---- GIVEN DATA

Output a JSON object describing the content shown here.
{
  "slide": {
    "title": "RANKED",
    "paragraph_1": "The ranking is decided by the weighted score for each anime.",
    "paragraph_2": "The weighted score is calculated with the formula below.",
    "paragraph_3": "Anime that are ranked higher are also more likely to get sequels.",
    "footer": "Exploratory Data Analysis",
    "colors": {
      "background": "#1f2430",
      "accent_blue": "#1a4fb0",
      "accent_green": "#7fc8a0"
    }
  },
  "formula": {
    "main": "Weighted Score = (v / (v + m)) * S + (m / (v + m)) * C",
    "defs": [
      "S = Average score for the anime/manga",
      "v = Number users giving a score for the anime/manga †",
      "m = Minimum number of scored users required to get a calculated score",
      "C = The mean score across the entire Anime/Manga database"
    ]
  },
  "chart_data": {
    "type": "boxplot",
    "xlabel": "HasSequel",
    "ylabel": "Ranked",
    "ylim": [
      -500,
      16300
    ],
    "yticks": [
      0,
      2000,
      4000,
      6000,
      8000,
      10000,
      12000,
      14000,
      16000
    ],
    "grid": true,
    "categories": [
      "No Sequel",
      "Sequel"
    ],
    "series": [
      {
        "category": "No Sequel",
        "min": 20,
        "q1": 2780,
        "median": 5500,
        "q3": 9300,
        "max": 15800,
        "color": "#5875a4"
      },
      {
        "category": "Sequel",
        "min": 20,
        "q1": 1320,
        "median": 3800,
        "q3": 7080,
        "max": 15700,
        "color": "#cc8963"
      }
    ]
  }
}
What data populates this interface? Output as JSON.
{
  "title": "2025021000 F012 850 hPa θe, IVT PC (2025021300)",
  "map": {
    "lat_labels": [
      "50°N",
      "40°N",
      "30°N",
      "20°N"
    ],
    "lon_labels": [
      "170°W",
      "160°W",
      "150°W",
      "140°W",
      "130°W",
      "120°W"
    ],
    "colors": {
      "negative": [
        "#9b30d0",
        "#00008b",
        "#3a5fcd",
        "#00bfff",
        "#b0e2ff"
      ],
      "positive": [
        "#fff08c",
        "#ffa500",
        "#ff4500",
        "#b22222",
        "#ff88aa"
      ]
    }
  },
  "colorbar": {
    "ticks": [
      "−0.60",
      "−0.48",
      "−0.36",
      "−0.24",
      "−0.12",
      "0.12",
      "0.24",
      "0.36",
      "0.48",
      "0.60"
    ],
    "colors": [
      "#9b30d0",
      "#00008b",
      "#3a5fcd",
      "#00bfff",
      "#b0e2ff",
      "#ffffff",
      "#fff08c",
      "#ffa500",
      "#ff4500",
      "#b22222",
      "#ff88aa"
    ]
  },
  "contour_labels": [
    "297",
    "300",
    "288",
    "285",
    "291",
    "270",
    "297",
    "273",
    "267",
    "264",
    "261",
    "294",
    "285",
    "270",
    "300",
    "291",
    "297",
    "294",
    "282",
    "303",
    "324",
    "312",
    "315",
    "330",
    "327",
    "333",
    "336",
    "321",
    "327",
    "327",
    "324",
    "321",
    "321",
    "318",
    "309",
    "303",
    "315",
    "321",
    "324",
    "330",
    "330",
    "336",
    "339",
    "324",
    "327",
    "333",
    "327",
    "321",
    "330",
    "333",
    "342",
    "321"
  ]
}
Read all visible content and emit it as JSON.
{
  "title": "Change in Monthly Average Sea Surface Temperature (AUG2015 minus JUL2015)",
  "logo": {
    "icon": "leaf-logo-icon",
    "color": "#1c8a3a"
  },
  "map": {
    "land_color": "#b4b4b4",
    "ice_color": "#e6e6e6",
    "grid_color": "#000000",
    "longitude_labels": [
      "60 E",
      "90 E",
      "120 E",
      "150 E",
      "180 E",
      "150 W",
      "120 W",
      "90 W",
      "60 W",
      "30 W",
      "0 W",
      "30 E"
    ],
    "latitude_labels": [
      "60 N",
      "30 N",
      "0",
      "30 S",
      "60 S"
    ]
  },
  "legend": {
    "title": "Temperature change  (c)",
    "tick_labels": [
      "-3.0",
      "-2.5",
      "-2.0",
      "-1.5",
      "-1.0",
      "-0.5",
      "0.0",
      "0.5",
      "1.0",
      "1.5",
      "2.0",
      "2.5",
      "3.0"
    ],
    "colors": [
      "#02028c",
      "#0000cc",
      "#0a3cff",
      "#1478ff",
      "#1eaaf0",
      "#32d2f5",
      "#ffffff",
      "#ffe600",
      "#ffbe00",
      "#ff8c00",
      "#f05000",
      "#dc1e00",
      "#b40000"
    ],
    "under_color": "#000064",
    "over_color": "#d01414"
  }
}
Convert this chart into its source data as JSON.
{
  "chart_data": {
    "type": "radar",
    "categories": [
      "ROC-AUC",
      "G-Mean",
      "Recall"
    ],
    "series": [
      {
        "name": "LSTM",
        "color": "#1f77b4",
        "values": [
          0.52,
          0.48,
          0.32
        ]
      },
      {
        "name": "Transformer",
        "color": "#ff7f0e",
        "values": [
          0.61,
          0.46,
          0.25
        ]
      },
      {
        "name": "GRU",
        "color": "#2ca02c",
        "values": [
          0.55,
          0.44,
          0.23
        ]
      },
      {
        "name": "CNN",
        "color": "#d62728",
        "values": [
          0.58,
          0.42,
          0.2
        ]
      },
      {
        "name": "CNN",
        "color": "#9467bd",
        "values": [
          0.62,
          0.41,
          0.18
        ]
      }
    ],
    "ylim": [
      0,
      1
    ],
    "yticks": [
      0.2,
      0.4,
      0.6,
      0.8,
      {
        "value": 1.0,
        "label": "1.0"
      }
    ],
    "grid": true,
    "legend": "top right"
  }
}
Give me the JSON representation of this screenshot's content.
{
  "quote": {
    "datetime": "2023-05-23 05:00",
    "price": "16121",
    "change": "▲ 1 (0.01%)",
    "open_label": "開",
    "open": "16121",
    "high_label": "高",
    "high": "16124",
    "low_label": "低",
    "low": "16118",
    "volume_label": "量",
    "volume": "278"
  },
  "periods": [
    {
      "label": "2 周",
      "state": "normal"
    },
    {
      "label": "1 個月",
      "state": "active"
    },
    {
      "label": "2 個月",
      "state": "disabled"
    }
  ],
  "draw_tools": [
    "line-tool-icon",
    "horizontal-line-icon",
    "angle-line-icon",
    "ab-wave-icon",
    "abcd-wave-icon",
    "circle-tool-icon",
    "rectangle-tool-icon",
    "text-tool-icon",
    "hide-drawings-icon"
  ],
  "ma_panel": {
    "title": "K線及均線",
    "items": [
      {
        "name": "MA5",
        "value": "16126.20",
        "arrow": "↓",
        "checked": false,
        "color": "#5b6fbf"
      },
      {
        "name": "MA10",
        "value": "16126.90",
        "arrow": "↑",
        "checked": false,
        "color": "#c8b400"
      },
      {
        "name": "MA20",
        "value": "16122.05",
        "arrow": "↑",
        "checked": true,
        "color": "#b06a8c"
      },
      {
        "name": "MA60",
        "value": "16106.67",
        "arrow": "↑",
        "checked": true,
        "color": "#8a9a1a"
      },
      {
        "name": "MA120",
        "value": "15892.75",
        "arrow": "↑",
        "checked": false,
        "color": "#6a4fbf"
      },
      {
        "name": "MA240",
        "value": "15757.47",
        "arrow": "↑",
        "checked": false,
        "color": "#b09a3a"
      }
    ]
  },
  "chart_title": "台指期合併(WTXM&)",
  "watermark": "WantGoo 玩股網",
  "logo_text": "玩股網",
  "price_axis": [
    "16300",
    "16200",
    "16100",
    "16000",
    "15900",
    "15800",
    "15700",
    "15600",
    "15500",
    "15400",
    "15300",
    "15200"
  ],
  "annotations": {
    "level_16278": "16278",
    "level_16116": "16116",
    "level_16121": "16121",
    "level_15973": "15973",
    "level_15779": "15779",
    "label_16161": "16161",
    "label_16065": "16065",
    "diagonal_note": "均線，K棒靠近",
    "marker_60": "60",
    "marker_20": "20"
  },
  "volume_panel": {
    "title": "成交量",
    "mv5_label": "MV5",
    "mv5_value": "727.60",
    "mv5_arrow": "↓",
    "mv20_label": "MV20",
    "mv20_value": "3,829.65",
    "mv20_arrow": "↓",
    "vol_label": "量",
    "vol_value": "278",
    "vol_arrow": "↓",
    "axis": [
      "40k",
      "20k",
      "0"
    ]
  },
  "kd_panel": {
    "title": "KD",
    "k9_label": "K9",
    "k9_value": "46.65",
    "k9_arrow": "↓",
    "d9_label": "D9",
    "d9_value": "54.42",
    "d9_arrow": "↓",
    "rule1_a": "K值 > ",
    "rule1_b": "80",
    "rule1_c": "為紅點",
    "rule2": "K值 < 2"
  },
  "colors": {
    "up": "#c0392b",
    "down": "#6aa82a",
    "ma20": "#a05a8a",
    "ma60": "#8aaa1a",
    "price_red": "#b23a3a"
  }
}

--------

EXERCISE PROMPT »
Return every line of the preceding records in which the word "formula" appears.

RESULT BELOW »
    "paragraph_2": "The weighted score is calculated with the formula below.",
  "formula": {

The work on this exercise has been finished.